**Input**
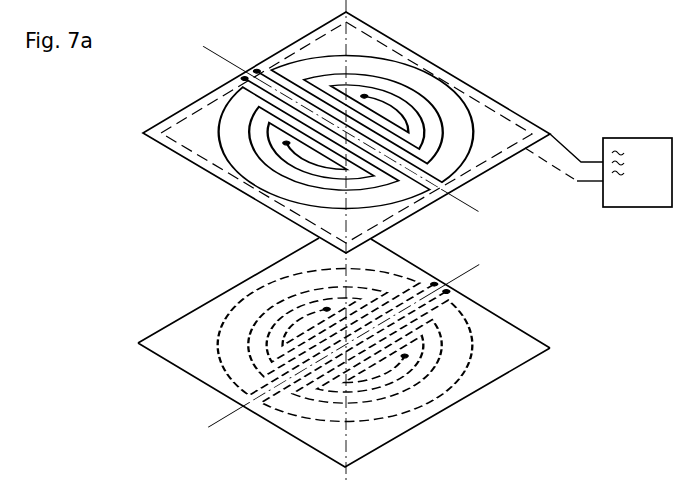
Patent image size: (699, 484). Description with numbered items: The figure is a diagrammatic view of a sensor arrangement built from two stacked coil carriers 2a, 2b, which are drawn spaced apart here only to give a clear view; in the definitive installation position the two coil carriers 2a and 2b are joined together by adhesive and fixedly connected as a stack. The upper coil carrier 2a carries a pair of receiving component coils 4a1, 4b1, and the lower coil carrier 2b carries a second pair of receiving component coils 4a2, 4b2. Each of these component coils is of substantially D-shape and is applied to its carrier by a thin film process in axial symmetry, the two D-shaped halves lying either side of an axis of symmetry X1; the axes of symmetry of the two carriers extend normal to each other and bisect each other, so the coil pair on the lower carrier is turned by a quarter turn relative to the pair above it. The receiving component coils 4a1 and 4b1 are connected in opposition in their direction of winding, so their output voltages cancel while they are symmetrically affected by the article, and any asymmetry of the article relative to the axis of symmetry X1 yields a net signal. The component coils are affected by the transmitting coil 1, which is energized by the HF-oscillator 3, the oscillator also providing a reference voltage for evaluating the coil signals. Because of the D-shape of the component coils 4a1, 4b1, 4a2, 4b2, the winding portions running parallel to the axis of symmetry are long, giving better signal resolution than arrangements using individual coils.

The transmitting coil 1 is at (455, 80).
The coil carrier 2a is at (363, 38).
The coil carrier 2b is at (362, 448).
The HF-oscillator 3 is at (598, 170).
The receiving component coil 4a1 is at (225, 155).
The receiving component coil 4b1 is at (473, 152).
The receiving component coil 4a2 is at (227, 322).
The receiving component coil 4b2 is at (467, 322).
The axis of symmetry X1 is at (344, 228).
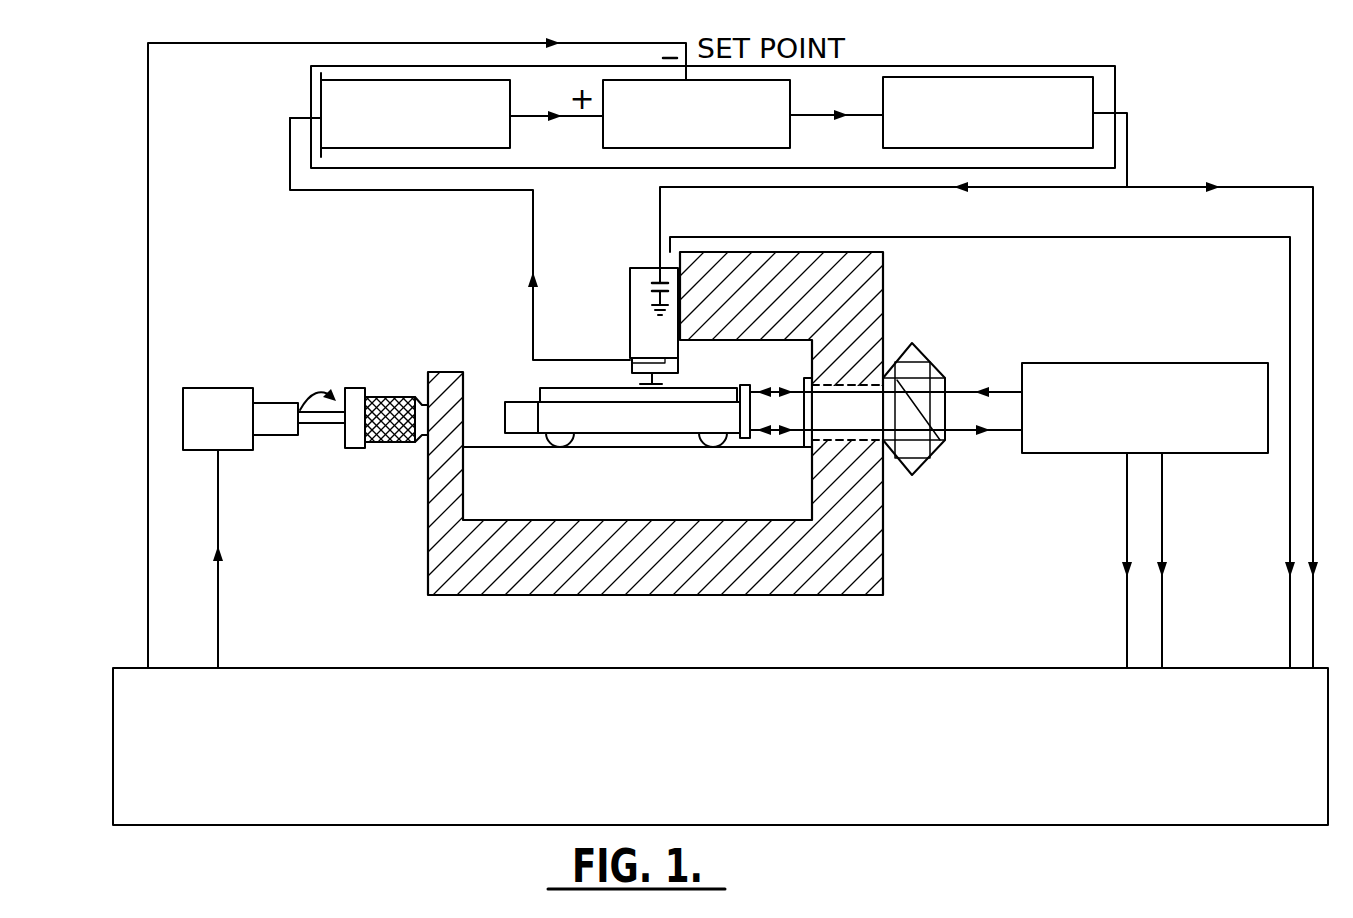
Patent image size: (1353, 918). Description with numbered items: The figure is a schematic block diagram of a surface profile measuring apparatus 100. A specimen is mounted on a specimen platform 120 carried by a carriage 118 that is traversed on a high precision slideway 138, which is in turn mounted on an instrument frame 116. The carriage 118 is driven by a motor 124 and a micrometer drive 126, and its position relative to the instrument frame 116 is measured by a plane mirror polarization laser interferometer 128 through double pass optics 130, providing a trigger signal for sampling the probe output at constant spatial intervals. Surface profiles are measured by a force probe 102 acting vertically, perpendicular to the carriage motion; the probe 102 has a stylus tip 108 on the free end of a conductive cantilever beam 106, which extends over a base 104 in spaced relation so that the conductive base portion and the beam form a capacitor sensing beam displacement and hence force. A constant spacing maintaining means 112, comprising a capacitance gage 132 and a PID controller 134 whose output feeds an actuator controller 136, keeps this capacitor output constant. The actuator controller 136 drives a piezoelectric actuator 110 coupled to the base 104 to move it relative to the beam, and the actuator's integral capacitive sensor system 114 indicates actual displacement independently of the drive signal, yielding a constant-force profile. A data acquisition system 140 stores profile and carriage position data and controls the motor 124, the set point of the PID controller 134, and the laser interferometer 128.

The surface profile measuring apparatus 100 is at (108, 131).
The force probe 102 is at (692, 374).
The base 104 is at (672, 369).
The conductive cantilever beam 106 is at (639, 423).
The stylus tip 108 is at (646, 384).
The actuator 110 is at (630, 296).
The constant spacing maintaining means 112 is at (1104, 82).
The integral capacitive sensor system 114 is at (655, 284).
The instrument frame 116 is at (478, 595).
The carriage 118 is at (701, 429).
The specimen platform 120 is at (538, 388).
The motor 124 is at (242, 430).
The micrometer drive 126 is at (390, 443).
The plane mirror polarization laser interferometer 128 is at (1085, 454).
The double pass optics 130 is at (918, 468).
The capacitance gage 132 is at (510, 141).
The PID controller 134 is at (790, 101).
The actuator controller 136 is at (883, 127).
The slideway 138 is at (668, 497).
The data acquisition system 140 is at (748, 781).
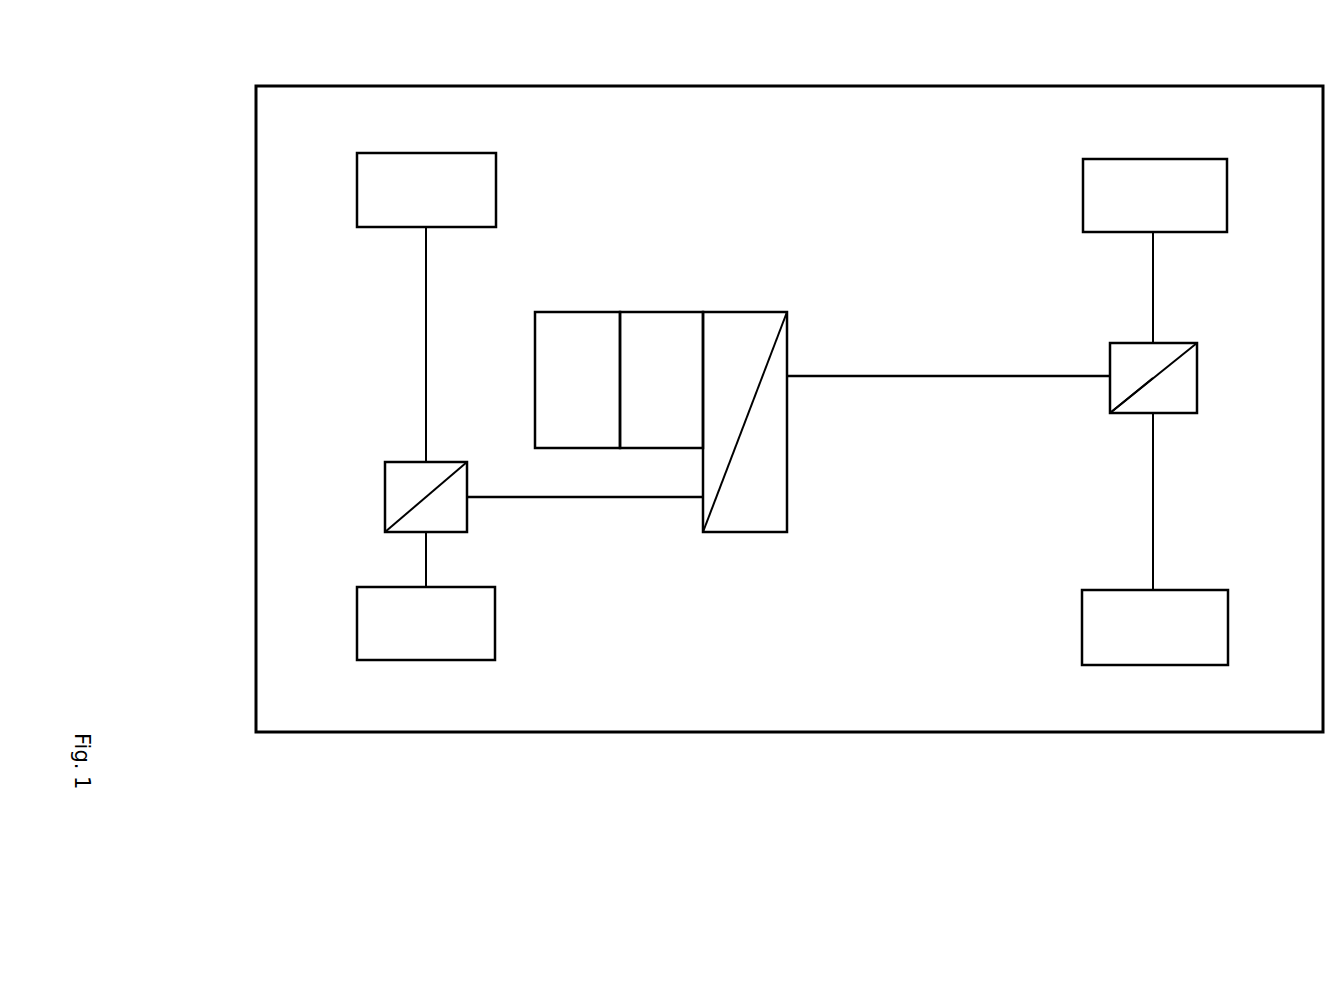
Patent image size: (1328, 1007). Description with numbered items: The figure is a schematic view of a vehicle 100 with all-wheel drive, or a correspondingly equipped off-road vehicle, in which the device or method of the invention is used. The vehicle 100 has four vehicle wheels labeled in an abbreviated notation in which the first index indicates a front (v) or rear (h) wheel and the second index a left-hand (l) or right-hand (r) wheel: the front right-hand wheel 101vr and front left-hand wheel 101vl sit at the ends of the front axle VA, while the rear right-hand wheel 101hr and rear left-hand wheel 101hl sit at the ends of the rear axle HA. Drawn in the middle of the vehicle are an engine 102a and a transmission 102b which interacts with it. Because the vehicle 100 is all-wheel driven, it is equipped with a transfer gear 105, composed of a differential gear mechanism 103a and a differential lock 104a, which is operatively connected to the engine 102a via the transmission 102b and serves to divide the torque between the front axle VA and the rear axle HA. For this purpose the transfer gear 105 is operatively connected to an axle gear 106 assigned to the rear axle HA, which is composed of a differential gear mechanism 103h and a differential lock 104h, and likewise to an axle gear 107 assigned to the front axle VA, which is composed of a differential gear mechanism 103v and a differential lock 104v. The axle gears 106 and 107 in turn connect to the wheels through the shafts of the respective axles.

The vehicle 100 is at (1110, 87).
The front right-hand vehicle wheel 101vr is at (433, 152).
The front left-hand vehicle wheel 101vl is at (428, 660).
The rear right-hand vehicle wheel 101hr is at (1172, 160).
The rear left-hand vehicle wheel 101hl is at (1167, 665).
The engine 102a is at (580, 355).
The transmission 102b is at (670, 348).
The differential gear mechanism 103a is at (733, 348).
The differential lock 104a is at (768, 487).
The transfer gear 105 is at (787, 312).
The differential gear mechanism 103v is at (420, 482).
The differential lock 104v is at (450, 510).
The axle gear 107 is at (467, 532).
The differential gear mechanism 103h is at (1127, 360).
The differential lock 104h is at (1157, 393).
The axle gear 106 is at (1110, 413).
The front axle VA is at (420, 327).
The rear axle HA is at (1160, 523).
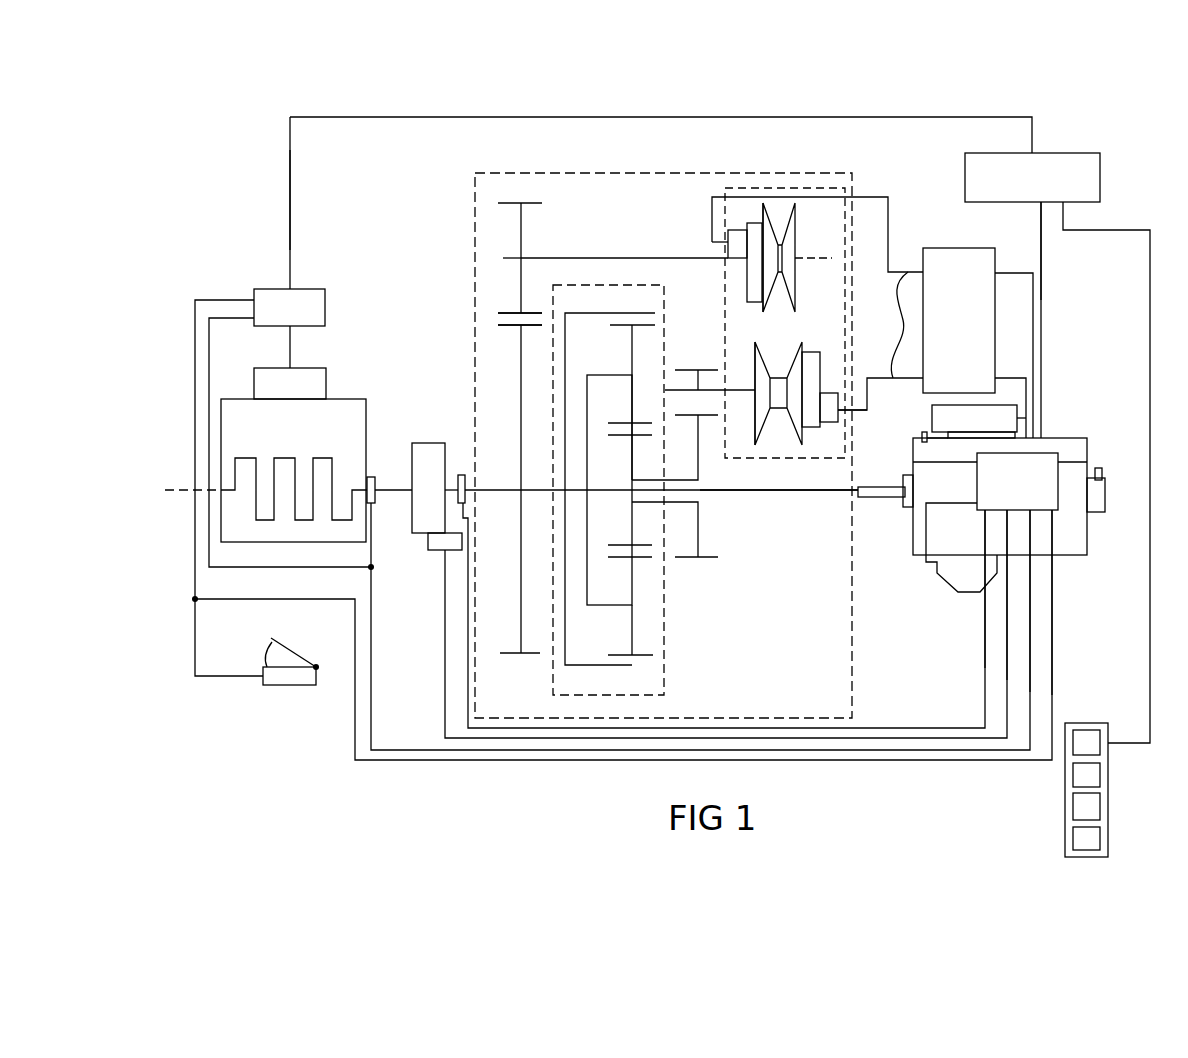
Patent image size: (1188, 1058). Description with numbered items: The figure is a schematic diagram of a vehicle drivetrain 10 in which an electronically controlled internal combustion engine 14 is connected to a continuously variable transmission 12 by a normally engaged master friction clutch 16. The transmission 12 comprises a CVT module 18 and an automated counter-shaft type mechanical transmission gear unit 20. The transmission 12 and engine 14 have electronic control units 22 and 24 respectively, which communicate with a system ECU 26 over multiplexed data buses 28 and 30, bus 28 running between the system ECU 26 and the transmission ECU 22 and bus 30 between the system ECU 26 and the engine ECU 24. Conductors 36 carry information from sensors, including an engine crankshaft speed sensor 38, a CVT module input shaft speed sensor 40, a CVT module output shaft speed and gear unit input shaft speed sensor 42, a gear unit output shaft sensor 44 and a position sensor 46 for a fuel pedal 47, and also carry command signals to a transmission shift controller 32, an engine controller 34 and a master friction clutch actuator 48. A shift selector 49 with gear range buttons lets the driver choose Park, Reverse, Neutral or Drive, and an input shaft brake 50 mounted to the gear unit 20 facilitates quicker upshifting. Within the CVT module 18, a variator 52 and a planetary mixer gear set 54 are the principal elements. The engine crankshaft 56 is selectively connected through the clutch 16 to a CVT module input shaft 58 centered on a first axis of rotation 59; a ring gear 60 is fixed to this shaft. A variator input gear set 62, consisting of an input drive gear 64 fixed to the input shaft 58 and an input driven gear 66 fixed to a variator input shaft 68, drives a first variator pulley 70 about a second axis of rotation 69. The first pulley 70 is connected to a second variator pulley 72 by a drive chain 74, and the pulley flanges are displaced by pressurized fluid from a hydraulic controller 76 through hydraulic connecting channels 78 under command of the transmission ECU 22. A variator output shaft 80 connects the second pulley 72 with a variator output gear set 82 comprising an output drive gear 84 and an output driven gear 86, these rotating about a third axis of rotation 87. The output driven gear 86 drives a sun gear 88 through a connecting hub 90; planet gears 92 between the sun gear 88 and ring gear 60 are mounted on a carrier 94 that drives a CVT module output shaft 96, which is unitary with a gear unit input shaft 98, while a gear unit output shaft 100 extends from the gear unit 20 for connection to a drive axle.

The vehicle drivetrain 10 is at (251, 214).
The continuously variable transmission 12 is at (990, 106).
The electronically controlled internal combustion engine 14 is at (305, 432).
The master friction clutch 16 is at (430, 443).
The CVT module 18 is at (556, 172).
The automated counter-shaft type mechanical transmission gear unit 20 is at (1083, 556).
The transmission electronic control unit 22 is at (1030, 493).
The engine electronic control unit 24 is at (303, 319).
The system ECU 26 is at (1045, 190).
The multiplexed data bus 28 is at (1043, 262).
The multiplexed data bus 30 is at (291, 180).
The transmission shift controller 32 is at (986, 429).
The engine controller 34 is at (303, 395).
The conductors 36 is at (210, 350).
The engine crankshaft speed sensor 38 is at (375, 477).
The CVT module input shaft speed sensor 40 is at (462, 474).
The CVT module output shaft speed and gear unit input shaft speed sensor 42 is at (910, 500).
The gear unit output shaft sensor 44 is at (1098, 468).
The position sensor 46 is at (280, 686).
The fuel pedal 47 is at (292, 652).
The master friction clutch actuator 48 is at (430, 550).
The shift selector 49 is at (1065, 820).
The input shaft brake 50 is at (955, 588).
The variator 52 is at (790, 187).
The planetary mixer gear set 54 is at (638, 284).
The engine crankshaft 56 is at (331, 457).
The CVT module input shaft 58 is at (495, 490).
The first axis of rotation 59 is at (178, 492).
The ring gear 60 is at (594, 665).
The variator input gear set 62 is at (472, 309).
The input drive gear 64 is at (520, 380).
The input driven gear 66 is at (523, 215).
The variator input shaft 68 is at (613, 257).
The second axis of rotation 69 is at (510, 257).
The first variator pulley 70 is at (797, 270).
The second variator pulley 72 is at (800, 427).
The drive belt or chain 74 is at (790, 203).
The hydraulic controller 76 is at (971, 332).
The hydraulic connecting channels 78 is at (894, 326).
The variator output shaft 80 is at (745, 388).
The variator output gear set 82 is at (733, 527).
The output drive gear 84 is at (690, 368).
The output driven gear 86 is at (712, 558).
The third axis of rotation 87 is at (832, 386).
The sun gear 88 is at (630, 544).
The connecting hub 90 is at (686, 503).
The planet gears 92 is at (630, 421).
The carrier 94 is at (608, 372).
The CVT module output shaft 96 is at (758, 490).
The gear unit input shaft 98 is at (885, 488).
The gear unit output shaft 100 is at (1105, 508).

**Exercise brief**
Rewrite the listing from its beginning through the line containing "The axis of symmetry X1 is at (344, 228).", swapping "diagrammatic" for "schematic" and changing nothing else. Leave the pictures out.

**Expected answer**
Patent image size: (699, 484). Description with numbered items: The figure is a schematic view of a sensor arrangement built from two stacked coil carriers 2a, 2b, which are drawn spaced apart here only to give a clear view; in the definitive installation position the two coil carriers 2a and 2b are joined together by adhesive and fixedly connected as a stack. The upper coil carrier 2a carries a pair of receiving component coils 4a1, 4b1, and the lower coil carrier 2b carries a second pair of receiving component coils 4a2, 4b2. Each of these component coils is of substantially D-shape and is applied to its carrier by a thin film process in axial symmetry, the two D-shaped halves lying either side of an axis of symmetry X1; the axes of symmetry of the two carriers extend normal to each other and bisect each other, so the coil pair on the lower carrier is turned by a quarter turn relative to the pair above it. The receiving component coils 4a1 and 4b1 are connected in opposition in their direction of winding, so their output voltages cancel while they are symmetrically affected by the article, and any asymmetry of the article relative to the axis of symmetry X1 yields a net signal. The component coils are affected by the transmitting coil 1, which is energized by the HF-oscillator 3, the oscillator also providing a reference voltage for evaluating the coil signals. Because of the D-shape of the component coils 4a1, 4b1, 4a2, 4b2, the winding portions running parallel to the axis of symmetry are long, giving better signal resolution than arrangements using individual coils.

The transmitting coil 1 is at (455, 80).
The coil carrier 2a is at (363, 38).
The coil carrier 2b is at (362, 448).
The HF-oscillator 3 is at (598, 170).
The receiving component coil 4a1 is at (225, 155).
The receiving component coil 4b1 is at (473, 152).
The receiving component coil 4a2 is at (227, 322).
The receiving component coil 4b2 is at (467, 322).
The axis of symmetry X1 is at (344, 228).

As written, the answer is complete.